◆ Instructions for the task: Repeat exactly each line of the data provided below.

___

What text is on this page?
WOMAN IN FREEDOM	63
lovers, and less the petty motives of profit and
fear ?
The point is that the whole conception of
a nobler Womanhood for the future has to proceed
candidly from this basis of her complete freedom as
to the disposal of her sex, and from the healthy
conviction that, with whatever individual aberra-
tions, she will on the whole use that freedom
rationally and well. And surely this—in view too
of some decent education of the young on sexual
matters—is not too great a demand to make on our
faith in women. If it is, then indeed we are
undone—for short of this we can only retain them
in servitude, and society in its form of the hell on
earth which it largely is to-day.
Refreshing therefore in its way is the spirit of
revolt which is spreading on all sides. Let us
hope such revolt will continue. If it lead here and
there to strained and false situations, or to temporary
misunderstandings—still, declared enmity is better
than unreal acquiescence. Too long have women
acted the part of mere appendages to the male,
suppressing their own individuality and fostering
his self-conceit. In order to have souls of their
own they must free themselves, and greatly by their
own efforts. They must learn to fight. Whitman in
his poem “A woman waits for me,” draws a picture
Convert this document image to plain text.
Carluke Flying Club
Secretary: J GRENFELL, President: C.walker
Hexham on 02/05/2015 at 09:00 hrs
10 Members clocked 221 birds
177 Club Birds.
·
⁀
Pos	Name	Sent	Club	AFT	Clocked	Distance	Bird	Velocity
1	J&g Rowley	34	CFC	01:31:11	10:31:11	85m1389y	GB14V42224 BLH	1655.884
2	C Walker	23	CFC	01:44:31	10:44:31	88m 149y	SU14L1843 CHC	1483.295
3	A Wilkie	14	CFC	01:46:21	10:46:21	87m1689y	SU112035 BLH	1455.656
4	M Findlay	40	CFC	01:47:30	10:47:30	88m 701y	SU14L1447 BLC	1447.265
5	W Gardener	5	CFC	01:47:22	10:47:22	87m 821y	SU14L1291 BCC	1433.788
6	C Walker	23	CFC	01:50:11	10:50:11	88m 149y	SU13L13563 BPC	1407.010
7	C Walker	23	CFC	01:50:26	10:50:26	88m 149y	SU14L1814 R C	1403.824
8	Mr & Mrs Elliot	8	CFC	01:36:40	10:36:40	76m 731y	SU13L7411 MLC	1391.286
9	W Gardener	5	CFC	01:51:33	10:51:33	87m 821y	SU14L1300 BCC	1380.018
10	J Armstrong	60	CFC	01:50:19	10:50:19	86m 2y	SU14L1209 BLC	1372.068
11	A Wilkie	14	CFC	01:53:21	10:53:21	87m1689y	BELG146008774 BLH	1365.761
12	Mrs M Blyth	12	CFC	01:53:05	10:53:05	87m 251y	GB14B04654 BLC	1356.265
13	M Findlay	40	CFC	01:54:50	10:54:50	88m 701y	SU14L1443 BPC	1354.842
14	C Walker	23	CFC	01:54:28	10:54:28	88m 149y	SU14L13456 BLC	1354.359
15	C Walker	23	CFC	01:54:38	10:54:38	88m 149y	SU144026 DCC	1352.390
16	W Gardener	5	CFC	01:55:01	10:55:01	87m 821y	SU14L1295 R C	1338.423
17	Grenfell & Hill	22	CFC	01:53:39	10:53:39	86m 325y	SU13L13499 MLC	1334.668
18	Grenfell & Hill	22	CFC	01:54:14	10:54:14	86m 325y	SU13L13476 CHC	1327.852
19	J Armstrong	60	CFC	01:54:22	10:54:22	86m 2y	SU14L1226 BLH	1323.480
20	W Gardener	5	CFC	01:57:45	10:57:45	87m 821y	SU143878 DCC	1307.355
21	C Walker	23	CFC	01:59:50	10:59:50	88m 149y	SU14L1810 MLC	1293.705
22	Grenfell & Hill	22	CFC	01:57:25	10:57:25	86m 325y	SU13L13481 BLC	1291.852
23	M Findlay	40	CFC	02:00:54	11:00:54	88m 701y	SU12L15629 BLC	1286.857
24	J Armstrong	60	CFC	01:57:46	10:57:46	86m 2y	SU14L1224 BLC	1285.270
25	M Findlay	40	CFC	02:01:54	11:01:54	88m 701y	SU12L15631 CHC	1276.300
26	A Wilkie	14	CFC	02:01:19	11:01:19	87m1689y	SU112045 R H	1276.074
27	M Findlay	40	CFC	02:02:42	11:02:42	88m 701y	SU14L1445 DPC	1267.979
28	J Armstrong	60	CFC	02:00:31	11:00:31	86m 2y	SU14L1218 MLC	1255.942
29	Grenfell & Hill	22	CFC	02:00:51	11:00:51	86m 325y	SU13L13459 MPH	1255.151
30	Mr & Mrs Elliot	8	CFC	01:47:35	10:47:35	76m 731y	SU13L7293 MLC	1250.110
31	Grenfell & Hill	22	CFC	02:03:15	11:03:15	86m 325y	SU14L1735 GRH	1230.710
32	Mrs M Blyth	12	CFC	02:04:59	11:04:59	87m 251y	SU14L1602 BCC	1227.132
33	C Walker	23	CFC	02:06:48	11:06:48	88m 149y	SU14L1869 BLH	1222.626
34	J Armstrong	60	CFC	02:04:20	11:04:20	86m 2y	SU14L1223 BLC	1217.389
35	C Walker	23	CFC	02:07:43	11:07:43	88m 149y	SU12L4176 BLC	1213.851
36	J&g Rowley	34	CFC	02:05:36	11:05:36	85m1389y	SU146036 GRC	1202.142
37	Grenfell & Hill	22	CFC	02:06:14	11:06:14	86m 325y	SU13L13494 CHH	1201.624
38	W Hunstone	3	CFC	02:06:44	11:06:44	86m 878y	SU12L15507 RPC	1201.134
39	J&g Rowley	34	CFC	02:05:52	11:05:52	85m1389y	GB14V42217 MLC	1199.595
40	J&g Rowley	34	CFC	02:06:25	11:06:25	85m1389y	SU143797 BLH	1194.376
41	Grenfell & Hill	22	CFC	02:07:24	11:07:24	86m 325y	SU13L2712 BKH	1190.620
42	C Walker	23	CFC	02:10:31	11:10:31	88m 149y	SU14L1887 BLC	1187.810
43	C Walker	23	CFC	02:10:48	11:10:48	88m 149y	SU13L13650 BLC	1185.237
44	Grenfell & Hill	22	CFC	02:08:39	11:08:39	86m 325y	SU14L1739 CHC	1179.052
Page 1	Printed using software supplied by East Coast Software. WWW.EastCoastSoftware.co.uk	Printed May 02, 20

___

◆ Finished exercise:
What text is on this page?
WOMAN IN FREEDOM	63
lovers, and less the petty motives of profit and
fear ?
The point is that the whole conception of
a nobler Womanhood for the future has to proceed
candidly from this basis of her complete freedom as
to the disposal of her sex, and from the healthy
conviction that, with whatever individual aberra-
tions, she will on the whole use that freedom
rationally and well. And surely this—in view too
of some decent education of the young on sexual
matters—is not too great a demand to make on our
faith in women. If it is, then indeed we are
undone—for short of this we can only retain them
in servitude, and society in its form of the hell on
earth which it largely is to-day.
Refreshing therefore in its way is the spirit of
revolt which is spreading on all sides. Let us
hope such revolt will continue. If it lead here and
there to strained and false situations, or to temporary
misunderstandings—still, declared enmity is better
than unreal acquiescence. Too long have women
acted the part of mere appendages to the male,
suppressing their own individuality and fostering
his self-conceit. In order to have souls of their
own they must free themselves, and greatly by their
own efforts. They must learn to fight. Whitman in
his poem “A woman waits for me,” draws a picture
Convert this document image to plain text.
Carluke Flying Club
Secretary: J GRENFELL, President: C.walker
Hexham on 02/05/2015 at 09:00 hrs
10 Members clocked 221 birds
177 Club Birds.
·
⁀
Pos	Name	Sent	Club	AFT	Clocked	Distance	Bird	Velocity
1	J&g Rowley	34	CFC	01:31:11	10:31:11	85m1389y	GB14V42224 BLH	1655.884
2	C Walker	23	CFC	01:44:31	10:44:31	88m 149y	SU14L1843 CHC	1483.295
3	A Wilkie	14	CFC	01:46:21	10:46:21	87m1689y	SU112035 BLH	1455.656
4	M Findlay	40	CFC	01:47:30	10:47:30	88m 701y	SU14L1447 BLC	1447.265
5	W Gardener	5	CFC	01:47:22	10:47:22	87m 821y	SU14L1291 BCC	1433.788
6	C Walker	23	CFC	01:50:11	10:50:11	88m 149y	SU13L13563 BPC	1407.010
7	C Walker	23	CFC	01:50:26	10:50:26	88m 149y	SU14L1814 R C	1403.824
8	Mr & Mrs Elliot	8	CFC	01:36:40	10:36:40	76m 731y	SU13L7411 MLC	1391.286
9	W Gardener	5	CFC	01:51:33	10:51:33	87m 821y	SU14L1300 BCC	1380.018
10	J Armstrong	60	CFC	01:50:19	10:50:19	86m 2y	SU14L1209 BLC	1372.068
11	A Wilkie	14	CFC	01:53:21	10:53:21	87m1689y	BELG146008774 BLH	1365.761
12	Mrs M Blyth	12	CFC	01:53:05	10:53:05	87m 251y	GB14B04654 BLC	1356.265
13	M Findlay	40	CFC	01:54:50	10:54:50	88m 701y	SU14L1443 BPC	1354.842
14	C Walker	23	CFC	01:54:28	10:54:28	88m 149y	SU14L13456 BLC	1354.359
15	C Walker	23	CFC	01:54:38	10:54:38	88m 149y	SU144026 DCC	1352.390
16	W Gardener	5	CFC	01:55:01	10:55:01	87m 821y	SU14L1295 R C	1338.423
17	Grenfell & Hill	22	CFC	01:53:39	10:53:39	86m 325y	SU13L13499 MLC	1334.668
18	Grenfell & Hill	22	CFC	01:54:14	10:54:14	86m 325y	SU13L13476 CHC	1327.852
19	J Armstrong	60	CFC	01:54:22	10:54:22	86m 2y	SU14L1226 BLH	1323.480
20	W Gardener	5	CFC	01:57:45	10:57:45	87m 821y	SU143878 DCC	1307.355
21	C Walker	23	CFC	01:59:50	10:59:50	88m 149y	SU14L1810 MLC	1293.705
22	Grenfell & Hill	22	CFC	01:57:25	10:57:25	86m 325y	SU13L13481 BLC	1291.852
23	M Findlay	40	CFC	02:00:54	11:00:54	88m 701y	SU12L15629 BLC	1286.857
24	J Armstrong	60	CFC	01:57:46	10:57:46	86m 2y	SU14L1224 BLC	1285.270
25	M Findlay	40	CFC	02:01:54	11:01:54	88m 701y	SU12L15631 CHC	1276.300
26	A Wilkie	14	CFC	02:01:19	11:01:19	87m1689y	SU112045 R H	1276.074
27	M Findlay	40	CFC	02:02:42	11:02:42	88m 701y	SU14L1445 DPC	1267.979
28	J Armstrong	60	CFC	02:00:31	11:00:31	86m 2y	SU14L1218 MLC	1255.942
29	Grenfell & Hill	22	CFC	02:00:51	11:00:51	86m 325y	SU13L13459 MPH	1255.151
30	Mr & Mrs Elliot	8	CFC	01:47:35	10:47:35	76m 731y	SU13L7293 MLC	1250.110
31	Grenfell & Hill	22	CFC	02:03:15	11:03:15	86m 325y	SU14L1735 GRH	1230.710
32	Mrs M Blyth	12	CFC	02:04:59	11:04:59	87m 251y	SU14L1602 BCC	1227.132
33	C Walker	23	CFC	02:06:48	11:06:48	88m 149y	SU14L1869 BLH	1222.626
34	J Armstrong	60	CFC	02:04:20	11:04:20	86m 2y	SU14L1223 BLC	1217.389
35	C Walker	23	CFC	02:07:43	11:07:43	88m 149y	SU12L4176 BLC	1213.851
36	J&g Rowley	34	CFC	02:05:36	11:05:36	85m1389y	SU146036 GRC	1202.142
37	Grenfell & Hill	22	CFC	02:06:14	11:06:14	86m 325y	SU13L13494 CHH	1201.624
38	W Hunstone	3	CFC	02:06:44	11:06:44	86m 878y	SU12L15507 RPC	1201.134
39	J&g Rowley	34	CFC	02:05:52	11:05:52	85m1389y	GB14V42217 MLC	1199.595
40	J&g Rowley	34	CFC	02:06:25	11:06:25	85m1389y	SU143797 BLH	1194.376
41	Grenfell & Hill	22	CFC	02:07:24	11:07:24	86m 325y	SU13L2712 BKH	1190.620
42	C Walker	23	CFC	02:10:31	11:10:31	88m 149y	SU14L1887 BLC	1187.810
43	C Walker	23	CFC	02:10:48	11:10:48	88m 149y	SU13L13650 BLC	1185.237
44	Grenfell & Hill	22	CFC	02:08:39	11:08:39	86m 325y	SU14L1739 CHC	1179.052
Page 1	Printed using software supplied by East Coast Software. WWW.EastCoastSoftware.co.uk	Printed May 02, 20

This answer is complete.